TEKS BACAAN:
Coaching untuk Supervisi Akademik adalah materi yang disampaikan di Modul 2.3 Pendidikan Guru Penggerak Angkatan 5 yang sedang saya jalani. Dan, jujur saja, ini adalah pertama kalinya saya mengenal/ bersinggungan dengan materi coaching. Apalagi coaching yang digunakan dalam proses Supervisi Akademik.

Program Pendidikan Guru Penggerak tidak hanya menyiapkan para pemimpin pembelajaran, namun juga menyiapkan para Calon Guru Penggerak sebagai seorang kepala sekolah. Dan, salah satu tugas kepala sekolah adalah melakukan supervisi akademik terhadap para guru yang ada di sekolah yang dipimpinnya. Supervisi akademik dilakukan untuk memastikan pembelajaran yang berpihak pada murid, dimana pembelajaran harus diselenggarakan dalam suasana belajar yang

  • interaktif;
  • inspiratif;
  • menyenangkan;
  • menantang;
  • memotivasi peserta didik untuk berpartisipasi aktif; dan
  • memberikan ruang yang cukup bagi prakarsa, kreativitas, kemandirian sesuai dengan bakat, minat, dan perkembangan fisik, serta psikologis Peserta Didik.

Selain bertujuan untuk memastikan pembelajaran yang berpihak pada murid, supervisi akademik juga bertujuan untuk pengembangan kompetensi diri dalam setiap pendidik di sekolah sebagaimana tertuang dalam standar tenaga kependidikan. Kriteria minimal kompetensi pendidik sebagaimana dimaksud pada ayat (1) meliputi kompetensi pedagogik, kompetensi kepribadian, kompetensi sosial, dan kompetensi profesional. Rangkaian supervisi akademik ini digunakan kepala sekolah untuk mendorong ruang perbaikan dan pengembangan diri guru di sekolahnya.

INSTRUKSI PENGERJAAN:
(1) Sebutkan semua kompetensi pendidik yang menurut teks bacaan termasuk dalam kriteria minimal.
(2) Menurut teks bacaan, pada modul berapa materi Coaching untuk Supervisi Akademik disampaikan?
(3) Terjemahkan ke dalam bahasa Inggris kalimat dari teks bacaan berikut: "Rangkaian supervisi akademik ini digunakan kepala sekolah untuk mendorong ruang perbaikan dan pengembangan diri guru di sekolahnya."

Data sumber

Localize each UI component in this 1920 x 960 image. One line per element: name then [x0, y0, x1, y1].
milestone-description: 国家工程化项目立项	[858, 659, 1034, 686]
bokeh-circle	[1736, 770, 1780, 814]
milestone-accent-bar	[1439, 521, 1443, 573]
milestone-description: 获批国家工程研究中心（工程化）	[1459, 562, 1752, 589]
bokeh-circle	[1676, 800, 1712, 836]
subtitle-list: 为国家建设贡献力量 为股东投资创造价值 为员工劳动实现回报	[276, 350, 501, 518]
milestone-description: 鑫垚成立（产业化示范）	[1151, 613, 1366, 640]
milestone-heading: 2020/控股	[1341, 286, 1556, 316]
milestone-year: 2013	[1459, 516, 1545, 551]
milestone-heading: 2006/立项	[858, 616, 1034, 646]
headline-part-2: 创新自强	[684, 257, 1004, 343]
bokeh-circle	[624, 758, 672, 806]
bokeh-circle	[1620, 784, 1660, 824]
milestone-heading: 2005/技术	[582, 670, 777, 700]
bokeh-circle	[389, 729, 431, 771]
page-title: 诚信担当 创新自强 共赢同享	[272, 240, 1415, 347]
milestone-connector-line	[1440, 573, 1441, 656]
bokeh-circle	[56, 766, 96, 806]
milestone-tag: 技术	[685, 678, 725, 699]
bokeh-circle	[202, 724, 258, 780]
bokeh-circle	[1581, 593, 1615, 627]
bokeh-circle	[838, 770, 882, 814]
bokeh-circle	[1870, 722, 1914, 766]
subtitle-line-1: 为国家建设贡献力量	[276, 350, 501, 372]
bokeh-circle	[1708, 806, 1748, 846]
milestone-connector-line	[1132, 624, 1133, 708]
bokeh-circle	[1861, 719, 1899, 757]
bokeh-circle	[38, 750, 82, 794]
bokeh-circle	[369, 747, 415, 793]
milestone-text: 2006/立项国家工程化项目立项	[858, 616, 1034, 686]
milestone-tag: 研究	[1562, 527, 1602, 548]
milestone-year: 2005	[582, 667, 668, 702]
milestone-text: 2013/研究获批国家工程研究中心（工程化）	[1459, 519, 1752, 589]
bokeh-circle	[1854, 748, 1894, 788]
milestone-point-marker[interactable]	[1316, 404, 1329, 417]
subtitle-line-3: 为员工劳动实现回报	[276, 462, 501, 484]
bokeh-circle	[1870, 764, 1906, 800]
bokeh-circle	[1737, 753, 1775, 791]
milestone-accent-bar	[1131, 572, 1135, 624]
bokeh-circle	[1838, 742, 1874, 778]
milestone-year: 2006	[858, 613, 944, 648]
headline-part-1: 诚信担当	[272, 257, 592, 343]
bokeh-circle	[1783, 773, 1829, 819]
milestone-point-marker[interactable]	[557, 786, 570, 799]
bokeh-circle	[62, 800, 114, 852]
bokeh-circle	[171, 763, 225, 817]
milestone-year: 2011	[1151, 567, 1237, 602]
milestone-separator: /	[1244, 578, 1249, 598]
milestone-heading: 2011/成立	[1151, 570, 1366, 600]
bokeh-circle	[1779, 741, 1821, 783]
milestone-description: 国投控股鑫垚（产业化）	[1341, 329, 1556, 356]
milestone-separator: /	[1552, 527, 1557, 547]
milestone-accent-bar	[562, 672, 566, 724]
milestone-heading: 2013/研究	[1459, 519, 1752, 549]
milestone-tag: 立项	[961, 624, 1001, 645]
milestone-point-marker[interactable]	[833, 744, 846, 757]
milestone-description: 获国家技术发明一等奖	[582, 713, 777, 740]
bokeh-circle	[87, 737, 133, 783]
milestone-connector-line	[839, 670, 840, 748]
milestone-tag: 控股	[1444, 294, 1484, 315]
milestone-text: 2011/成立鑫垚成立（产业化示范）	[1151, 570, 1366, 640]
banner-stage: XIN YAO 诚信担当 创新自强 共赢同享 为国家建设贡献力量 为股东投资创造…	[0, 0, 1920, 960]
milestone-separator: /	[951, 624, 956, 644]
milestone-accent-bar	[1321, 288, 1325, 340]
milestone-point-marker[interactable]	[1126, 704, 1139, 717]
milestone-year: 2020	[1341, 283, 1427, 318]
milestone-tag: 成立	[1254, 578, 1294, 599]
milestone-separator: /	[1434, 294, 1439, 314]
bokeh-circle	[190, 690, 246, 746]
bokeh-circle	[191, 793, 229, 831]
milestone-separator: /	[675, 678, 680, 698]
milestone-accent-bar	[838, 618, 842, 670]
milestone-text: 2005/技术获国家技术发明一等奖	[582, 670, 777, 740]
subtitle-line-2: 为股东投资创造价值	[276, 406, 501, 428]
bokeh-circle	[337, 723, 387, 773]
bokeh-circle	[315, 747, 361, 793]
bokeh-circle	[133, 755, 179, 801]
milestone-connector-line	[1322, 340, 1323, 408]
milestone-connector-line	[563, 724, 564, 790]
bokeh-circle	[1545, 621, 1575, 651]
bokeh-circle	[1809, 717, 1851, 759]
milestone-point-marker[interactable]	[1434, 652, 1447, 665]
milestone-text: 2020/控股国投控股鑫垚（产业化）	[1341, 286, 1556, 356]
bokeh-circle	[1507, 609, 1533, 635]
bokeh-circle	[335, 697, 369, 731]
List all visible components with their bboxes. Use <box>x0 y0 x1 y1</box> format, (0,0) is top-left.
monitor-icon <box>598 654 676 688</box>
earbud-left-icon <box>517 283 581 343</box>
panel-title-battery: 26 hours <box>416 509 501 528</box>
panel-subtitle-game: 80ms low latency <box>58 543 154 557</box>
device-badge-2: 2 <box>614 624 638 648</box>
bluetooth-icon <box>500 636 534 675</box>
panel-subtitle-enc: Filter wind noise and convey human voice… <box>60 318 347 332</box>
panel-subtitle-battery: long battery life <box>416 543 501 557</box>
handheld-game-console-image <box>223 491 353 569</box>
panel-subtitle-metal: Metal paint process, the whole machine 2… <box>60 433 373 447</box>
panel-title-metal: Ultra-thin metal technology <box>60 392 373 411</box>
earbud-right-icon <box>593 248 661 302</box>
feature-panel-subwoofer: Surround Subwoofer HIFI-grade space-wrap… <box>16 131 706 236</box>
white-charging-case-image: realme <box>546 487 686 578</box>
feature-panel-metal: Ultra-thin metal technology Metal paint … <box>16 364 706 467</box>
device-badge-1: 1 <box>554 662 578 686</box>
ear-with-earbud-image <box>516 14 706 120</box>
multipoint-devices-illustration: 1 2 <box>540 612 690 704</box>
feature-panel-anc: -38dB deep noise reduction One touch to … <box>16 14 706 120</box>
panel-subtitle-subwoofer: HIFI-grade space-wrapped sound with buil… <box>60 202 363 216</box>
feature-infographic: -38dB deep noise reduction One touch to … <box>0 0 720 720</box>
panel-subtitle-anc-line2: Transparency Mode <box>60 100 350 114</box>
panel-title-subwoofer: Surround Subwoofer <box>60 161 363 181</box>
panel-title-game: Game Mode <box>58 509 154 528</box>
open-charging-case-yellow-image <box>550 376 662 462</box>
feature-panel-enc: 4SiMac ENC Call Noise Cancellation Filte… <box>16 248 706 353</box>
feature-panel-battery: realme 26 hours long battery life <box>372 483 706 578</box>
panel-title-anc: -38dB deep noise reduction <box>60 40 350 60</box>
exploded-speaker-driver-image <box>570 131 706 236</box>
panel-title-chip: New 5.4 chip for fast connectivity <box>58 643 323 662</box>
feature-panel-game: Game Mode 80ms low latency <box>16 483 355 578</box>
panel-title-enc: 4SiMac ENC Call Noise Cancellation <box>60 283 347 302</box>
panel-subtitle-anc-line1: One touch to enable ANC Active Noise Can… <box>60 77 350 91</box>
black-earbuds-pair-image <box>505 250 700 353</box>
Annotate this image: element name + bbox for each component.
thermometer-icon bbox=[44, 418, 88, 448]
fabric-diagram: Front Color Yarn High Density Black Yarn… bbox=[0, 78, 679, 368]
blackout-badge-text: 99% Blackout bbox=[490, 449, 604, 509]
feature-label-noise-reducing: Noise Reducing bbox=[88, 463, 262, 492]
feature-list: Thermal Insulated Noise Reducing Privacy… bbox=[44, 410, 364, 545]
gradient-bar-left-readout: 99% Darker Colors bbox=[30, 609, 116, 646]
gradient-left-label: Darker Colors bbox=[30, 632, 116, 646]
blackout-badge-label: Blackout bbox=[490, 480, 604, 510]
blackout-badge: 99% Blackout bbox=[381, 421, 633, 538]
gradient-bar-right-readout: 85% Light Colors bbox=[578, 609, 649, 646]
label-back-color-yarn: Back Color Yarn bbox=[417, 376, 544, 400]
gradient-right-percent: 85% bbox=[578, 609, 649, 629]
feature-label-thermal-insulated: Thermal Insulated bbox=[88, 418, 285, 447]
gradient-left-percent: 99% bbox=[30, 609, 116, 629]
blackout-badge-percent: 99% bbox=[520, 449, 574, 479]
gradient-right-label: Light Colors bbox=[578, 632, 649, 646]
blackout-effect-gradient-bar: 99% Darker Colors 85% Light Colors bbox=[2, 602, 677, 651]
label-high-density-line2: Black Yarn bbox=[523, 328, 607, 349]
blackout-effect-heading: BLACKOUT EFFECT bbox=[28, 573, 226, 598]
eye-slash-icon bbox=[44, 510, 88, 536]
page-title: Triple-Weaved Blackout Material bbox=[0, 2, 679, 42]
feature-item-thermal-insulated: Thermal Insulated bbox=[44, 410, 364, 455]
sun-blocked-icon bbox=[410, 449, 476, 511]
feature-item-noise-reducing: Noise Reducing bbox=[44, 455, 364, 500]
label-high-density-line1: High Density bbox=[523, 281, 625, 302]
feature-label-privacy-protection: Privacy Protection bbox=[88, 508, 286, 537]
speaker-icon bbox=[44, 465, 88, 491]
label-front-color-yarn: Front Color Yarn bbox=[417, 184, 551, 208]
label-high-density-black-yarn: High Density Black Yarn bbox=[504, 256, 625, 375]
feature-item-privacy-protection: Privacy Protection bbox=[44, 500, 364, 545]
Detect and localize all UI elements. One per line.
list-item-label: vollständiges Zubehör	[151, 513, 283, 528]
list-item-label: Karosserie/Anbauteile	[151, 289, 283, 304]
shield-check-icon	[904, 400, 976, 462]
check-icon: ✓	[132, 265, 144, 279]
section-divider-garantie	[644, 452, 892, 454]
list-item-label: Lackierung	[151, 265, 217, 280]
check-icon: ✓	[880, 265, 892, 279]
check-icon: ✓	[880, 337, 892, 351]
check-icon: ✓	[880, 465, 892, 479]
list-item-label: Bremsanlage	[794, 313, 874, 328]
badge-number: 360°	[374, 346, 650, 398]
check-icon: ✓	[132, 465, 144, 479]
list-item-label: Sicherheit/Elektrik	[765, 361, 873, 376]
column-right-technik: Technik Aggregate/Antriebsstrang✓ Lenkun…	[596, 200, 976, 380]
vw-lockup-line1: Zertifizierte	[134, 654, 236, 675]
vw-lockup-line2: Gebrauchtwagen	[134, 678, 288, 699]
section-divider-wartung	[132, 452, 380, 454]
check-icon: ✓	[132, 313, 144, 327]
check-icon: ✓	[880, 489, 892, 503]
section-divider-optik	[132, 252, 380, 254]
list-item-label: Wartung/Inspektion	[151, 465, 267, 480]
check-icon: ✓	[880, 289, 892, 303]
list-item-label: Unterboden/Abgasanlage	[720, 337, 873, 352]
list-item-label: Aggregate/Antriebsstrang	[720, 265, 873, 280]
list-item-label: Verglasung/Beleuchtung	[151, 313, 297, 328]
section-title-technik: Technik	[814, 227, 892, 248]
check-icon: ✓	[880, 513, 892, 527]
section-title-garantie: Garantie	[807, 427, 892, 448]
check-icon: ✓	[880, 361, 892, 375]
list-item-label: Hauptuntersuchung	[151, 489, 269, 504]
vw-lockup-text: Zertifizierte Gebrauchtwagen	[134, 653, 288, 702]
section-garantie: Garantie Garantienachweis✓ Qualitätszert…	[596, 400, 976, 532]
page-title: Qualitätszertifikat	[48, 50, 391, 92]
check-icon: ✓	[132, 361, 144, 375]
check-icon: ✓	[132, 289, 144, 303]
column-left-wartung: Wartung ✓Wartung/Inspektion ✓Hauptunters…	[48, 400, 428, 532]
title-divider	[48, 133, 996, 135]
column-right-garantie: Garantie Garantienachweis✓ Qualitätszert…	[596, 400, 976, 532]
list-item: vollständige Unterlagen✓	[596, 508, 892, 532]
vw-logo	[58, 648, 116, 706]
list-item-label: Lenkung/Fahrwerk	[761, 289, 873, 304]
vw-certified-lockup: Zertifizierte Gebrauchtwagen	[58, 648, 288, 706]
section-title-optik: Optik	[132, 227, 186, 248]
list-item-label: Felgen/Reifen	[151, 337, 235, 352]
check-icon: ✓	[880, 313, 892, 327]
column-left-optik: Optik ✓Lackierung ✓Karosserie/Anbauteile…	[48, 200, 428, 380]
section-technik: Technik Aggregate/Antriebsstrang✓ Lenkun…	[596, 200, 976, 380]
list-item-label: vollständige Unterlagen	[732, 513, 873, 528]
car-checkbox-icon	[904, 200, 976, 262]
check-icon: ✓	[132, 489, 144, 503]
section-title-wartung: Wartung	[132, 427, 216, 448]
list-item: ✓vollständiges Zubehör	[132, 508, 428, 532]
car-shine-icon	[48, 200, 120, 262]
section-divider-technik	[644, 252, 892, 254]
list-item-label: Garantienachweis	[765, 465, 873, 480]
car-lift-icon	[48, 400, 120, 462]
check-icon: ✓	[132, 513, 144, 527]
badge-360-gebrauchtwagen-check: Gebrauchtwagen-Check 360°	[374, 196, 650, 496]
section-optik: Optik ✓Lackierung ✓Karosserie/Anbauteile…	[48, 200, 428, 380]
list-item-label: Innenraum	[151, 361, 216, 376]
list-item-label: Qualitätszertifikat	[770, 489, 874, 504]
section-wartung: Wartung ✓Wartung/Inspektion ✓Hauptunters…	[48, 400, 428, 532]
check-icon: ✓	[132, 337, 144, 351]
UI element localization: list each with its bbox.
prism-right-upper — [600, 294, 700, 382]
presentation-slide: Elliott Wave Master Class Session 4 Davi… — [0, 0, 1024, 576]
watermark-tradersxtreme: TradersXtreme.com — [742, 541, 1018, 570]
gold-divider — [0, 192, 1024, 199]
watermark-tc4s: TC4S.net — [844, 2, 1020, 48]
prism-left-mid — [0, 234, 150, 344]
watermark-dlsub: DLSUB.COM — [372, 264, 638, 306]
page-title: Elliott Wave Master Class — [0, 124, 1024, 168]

JAWABAN LATIHAN:
(1) Kompetensi pedagogik, kompetensi kepribadian, kompetensi sosial, dan kompetensi profesional.

(2) Modul 2.3 Pendidikan Guru Penggerak Angkatan 5.

(3) This series of academic supervision activities is used by the principal to encourage room for improvement and self-development of the teachers at the school.